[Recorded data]
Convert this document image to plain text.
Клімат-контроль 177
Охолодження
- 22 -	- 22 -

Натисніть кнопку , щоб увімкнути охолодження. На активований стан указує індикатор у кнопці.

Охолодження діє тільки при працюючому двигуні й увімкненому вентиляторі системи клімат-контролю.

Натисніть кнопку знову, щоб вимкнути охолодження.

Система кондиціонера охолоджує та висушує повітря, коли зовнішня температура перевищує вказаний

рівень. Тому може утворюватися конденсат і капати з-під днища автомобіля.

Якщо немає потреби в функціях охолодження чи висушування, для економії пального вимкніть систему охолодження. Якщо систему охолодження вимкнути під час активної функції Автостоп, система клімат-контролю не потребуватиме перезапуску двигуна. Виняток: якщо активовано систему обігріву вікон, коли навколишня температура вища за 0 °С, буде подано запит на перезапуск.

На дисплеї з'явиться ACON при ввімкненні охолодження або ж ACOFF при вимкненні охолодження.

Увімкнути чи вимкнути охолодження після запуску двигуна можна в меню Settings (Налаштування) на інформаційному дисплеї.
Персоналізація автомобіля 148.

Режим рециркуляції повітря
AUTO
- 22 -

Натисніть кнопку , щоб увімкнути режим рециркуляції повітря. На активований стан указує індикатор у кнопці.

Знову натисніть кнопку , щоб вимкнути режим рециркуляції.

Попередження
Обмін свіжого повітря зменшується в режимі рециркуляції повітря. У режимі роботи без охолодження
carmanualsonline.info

[INSTRUCTIONS TO FOLLOW]
Pull out each line of the entries that contains "стан".

[FINAL ANSWER]
Натисніть кнопку , щоб увімкнути охолодження. На активований стан указує індикатор у кнопці.
Натисніть кнопку , щоб увімкнути режим рециркуляції повітря. На активований стан указує індикатор у кнопці.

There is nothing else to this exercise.